··· Material to process

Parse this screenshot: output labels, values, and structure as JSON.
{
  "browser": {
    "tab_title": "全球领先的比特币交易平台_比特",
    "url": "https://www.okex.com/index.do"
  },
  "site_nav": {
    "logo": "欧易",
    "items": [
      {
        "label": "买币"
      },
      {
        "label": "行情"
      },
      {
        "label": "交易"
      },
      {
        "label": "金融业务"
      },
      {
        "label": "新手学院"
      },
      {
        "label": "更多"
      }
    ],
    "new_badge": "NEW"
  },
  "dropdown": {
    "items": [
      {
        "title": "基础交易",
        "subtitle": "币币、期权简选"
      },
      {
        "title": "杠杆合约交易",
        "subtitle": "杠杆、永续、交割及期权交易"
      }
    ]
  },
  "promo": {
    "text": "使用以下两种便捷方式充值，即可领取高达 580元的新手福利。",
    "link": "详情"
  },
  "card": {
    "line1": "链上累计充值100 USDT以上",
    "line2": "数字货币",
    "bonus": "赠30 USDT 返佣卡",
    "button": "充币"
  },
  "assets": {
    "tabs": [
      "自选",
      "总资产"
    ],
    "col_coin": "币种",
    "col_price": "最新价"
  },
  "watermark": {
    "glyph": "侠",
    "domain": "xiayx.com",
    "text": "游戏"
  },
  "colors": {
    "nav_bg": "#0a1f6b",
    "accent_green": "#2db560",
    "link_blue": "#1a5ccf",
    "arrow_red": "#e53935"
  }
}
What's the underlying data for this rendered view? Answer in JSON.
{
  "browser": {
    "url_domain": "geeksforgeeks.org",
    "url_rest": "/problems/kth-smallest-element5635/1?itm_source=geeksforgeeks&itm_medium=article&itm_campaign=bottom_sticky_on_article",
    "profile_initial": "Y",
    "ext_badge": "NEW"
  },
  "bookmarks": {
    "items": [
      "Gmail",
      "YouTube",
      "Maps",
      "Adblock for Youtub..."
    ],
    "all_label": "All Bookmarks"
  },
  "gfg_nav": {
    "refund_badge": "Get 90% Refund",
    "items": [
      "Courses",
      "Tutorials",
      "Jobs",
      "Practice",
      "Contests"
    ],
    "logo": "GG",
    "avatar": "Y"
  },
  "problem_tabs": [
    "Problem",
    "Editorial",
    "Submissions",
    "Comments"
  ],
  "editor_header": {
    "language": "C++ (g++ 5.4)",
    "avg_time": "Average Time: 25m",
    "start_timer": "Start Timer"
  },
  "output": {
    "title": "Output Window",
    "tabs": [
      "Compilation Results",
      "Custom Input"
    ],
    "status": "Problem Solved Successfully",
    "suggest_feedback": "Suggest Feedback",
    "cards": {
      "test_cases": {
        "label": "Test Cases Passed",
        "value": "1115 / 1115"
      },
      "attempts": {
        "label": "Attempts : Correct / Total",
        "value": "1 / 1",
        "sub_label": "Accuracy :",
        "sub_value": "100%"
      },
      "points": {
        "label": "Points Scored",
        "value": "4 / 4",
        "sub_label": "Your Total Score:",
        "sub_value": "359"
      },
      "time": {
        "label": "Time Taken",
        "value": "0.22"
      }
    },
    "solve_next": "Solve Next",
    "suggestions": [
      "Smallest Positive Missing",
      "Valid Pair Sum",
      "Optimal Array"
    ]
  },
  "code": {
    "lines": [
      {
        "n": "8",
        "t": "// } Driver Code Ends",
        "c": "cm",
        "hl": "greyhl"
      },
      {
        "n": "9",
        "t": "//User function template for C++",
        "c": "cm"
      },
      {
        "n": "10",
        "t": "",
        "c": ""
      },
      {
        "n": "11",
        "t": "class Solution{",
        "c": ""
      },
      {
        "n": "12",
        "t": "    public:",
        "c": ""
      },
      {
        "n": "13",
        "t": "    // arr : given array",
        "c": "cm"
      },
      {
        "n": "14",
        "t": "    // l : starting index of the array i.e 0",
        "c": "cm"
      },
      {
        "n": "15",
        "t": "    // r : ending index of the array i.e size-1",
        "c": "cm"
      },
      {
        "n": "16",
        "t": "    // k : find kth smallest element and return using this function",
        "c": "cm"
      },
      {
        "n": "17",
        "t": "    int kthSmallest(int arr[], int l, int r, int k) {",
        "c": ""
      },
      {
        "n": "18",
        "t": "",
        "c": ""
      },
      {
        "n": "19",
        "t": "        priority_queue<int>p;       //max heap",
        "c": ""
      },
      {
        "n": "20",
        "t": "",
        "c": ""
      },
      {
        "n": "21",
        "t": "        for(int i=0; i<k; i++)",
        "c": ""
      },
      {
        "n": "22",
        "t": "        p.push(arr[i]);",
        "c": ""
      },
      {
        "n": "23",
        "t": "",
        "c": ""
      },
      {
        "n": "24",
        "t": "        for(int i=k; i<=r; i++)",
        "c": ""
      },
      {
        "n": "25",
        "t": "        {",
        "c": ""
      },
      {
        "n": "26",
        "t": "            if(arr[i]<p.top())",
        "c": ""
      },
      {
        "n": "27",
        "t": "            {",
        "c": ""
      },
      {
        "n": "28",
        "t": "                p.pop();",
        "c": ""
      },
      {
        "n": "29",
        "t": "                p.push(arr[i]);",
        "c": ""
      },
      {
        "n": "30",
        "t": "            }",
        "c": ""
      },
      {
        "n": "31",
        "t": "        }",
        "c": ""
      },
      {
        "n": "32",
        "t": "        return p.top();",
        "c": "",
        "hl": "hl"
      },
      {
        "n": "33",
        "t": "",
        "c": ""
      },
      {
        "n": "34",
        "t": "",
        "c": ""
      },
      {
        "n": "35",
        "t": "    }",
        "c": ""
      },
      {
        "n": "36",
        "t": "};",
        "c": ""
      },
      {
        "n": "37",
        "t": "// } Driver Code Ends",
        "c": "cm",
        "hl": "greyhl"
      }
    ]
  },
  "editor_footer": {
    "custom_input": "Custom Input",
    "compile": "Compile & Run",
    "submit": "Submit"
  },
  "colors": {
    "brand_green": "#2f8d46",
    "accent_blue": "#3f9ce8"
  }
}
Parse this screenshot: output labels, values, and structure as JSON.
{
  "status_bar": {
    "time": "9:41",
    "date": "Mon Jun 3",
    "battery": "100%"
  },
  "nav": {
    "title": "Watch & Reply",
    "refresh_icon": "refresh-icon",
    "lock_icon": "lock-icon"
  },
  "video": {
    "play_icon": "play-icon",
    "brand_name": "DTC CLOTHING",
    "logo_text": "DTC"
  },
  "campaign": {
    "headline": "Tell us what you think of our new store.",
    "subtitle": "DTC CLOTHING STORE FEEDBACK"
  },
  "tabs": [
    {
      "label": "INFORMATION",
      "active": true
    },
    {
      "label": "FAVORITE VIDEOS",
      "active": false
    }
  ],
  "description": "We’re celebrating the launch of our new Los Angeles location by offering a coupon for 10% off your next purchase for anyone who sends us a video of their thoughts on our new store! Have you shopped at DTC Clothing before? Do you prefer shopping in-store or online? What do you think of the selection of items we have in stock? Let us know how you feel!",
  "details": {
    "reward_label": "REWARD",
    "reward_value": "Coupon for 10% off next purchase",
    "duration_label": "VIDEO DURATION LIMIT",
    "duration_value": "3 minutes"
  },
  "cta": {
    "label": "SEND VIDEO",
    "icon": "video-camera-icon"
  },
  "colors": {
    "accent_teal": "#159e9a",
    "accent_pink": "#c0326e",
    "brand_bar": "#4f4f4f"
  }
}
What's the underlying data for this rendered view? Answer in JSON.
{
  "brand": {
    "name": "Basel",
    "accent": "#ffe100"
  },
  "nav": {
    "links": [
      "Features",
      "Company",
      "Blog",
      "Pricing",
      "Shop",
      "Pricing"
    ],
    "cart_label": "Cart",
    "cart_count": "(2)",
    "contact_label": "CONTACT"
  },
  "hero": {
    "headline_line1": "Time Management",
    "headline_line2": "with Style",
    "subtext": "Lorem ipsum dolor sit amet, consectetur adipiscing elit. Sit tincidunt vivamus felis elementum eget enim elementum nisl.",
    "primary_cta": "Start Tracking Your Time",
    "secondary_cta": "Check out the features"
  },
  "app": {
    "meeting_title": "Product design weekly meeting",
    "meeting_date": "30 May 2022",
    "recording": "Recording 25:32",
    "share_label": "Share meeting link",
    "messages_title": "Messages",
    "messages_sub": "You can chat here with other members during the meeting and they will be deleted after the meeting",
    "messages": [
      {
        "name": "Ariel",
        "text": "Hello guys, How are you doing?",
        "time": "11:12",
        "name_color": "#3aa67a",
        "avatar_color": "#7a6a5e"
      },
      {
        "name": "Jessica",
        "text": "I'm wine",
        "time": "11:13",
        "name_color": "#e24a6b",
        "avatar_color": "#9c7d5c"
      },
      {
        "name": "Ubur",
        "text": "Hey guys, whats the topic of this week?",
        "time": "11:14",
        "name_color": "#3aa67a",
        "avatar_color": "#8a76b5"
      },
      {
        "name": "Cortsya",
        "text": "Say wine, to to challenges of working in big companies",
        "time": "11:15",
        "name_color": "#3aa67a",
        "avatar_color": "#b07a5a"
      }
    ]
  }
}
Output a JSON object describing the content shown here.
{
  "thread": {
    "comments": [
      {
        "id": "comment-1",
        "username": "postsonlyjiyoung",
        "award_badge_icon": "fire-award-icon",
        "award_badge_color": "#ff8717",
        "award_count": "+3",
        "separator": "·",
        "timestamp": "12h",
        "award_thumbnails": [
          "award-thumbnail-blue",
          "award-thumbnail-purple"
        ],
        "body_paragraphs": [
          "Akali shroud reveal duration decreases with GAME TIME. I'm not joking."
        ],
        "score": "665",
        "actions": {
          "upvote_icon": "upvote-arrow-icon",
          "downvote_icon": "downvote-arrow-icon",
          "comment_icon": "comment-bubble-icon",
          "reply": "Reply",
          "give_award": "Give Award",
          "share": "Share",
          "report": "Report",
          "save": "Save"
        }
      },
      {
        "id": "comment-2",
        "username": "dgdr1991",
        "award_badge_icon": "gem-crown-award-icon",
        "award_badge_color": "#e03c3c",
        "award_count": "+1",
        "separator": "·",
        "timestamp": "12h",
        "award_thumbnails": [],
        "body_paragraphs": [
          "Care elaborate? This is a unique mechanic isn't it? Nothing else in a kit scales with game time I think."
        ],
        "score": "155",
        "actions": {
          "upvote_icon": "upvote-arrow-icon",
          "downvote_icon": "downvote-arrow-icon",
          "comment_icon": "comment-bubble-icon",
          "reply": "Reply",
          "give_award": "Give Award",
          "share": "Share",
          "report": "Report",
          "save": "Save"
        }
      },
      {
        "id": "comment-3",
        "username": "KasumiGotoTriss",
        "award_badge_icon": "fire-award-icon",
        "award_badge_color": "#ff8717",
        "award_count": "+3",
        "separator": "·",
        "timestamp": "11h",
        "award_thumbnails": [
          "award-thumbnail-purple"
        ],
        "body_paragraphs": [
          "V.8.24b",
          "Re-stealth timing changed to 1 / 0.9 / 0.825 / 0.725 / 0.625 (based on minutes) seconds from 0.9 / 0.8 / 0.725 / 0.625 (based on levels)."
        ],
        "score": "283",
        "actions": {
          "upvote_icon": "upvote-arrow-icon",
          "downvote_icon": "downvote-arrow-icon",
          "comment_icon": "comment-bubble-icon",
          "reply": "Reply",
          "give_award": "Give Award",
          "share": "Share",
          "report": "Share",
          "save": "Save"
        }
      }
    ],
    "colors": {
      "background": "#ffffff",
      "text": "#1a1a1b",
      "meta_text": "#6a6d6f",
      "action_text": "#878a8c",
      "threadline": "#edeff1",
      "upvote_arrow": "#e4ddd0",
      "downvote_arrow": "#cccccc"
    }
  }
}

······

> **Work to do**: Show every line above in which the word "index" occurs.

> **Exercise solution**:
    "url": "https://www.okex.com/index.do"
        "t": "    // l : starting index of the array i.e 0",
        "t": "    // r : ending index of the array i.e size-1",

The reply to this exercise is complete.